_GIVEN INSTRUCTION_
List each line holding the string "right".

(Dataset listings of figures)
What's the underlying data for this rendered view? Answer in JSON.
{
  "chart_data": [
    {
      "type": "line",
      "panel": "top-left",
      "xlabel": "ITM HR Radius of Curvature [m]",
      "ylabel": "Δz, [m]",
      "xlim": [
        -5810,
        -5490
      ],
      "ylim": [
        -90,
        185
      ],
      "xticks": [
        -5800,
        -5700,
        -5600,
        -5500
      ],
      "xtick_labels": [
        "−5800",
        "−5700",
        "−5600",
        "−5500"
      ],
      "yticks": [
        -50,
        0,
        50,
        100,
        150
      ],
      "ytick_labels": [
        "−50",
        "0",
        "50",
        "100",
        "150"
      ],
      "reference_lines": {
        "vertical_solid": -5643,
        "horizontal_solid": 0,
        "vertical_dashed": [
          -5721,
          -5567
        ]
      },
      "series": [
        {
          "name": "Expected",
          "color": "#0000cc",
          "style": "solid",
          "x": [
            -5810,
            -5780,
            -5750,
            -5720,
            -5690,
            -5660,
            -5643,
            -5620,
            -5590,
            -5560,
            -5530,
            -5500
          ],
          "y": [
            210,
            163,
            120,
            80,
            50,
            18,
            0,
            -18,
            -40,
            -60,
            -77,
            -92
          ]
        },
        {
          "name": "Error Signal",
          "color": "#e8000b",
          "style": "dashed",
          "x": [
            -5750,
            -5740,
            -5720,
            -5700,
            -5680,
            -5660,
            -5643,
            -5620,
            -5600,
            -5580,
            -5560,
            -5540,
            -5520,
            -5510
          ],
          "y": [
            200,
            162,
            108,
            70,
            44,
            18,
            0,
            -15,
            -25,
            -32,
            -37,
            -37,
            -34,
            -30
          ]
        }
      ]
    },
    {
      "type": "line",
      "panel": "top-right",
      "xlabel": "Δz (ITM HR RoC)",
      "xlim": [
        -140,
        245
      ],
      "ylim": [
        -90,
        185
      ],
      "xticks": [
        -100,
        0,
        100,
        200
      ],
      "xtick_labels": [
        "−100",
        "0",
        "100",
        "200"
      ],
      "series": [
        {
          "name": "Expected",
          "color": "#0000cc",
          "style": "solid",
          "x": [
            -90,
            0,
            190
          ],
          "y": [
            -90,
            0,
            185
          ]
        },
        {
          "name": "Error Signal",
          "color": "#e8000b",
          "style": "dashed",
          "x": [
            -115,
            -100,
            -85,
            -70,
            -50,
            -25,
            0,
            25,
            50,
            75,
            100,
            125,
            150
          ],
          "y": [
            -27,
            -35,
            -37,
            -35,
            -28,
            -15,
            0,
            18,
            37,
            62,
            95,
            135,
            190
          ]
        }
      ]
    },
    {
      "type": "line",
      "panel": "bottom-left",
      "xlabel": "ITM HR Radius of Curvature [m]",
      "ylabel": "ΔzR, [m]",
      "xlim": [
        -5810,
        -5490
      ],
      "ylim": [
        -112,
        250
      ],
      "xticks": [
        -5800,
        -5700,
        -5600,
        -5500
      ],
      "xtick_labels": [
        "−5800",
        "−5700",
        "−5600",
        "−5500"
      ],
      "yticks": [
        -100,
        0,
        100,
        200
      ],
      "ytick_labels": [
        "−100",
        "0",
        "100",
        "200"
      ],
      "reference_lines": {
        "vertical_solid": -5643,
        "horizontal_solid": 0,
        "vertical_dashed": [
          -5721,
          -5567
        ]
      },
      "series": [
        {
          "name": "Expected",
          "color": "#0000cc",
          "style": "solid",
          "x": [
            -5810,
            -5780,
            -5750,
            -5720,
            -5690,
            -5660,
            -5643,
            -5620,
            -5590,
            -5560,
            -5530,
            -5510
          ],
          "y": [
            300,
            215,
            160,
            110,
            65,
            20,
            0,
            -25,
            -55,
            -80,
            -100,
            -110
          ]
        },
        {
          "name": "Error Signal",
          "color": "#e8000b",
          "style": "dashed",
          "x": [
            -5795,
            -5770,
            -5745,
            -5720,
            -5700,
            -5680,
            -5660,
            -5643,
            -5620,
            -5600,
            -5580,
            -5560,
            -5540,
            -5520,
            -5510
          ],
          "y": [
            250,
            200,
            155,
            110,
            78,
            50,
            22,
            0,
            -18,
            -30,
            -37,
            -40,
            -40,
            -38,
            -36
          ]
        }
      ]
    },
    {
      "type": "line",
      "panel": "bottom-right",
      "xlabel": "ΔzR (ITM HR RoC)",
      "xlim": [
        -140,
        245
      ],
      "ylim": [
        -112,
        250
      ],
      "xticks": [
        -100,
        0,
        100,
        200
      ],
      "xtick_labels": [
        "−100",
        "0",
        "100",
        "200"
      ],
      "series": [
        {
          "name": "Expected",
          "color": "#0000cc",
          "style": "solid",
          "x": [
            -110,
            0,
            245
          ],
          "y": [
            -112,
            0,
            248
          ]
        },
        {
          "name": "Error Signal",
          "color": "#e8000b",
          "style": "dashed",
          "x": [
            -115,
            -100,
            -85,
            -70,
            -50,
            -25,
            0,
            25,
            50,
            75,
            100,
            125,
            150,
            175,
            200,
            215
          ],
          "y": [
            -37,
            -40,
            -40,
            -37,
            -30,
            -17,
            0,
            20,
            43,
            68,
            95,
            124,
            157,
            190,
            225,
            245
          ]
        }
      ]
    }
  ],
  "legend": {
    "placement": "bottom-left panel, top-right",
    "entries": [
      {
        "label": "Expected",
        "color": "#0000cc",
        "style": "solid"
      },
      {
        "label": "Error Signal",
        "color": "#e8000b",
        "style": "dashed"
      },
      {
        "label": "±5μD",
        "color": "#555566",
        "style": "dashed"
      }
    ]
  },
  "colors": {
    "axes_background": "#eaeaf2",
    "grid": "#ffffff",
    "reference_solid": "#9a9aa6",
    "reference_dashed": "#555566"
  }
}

_RESULT OF THIS TASK_
      "panel": "top-right",
      "panel": "bottom-right",
    "placement": "bottom-left panel, top-right",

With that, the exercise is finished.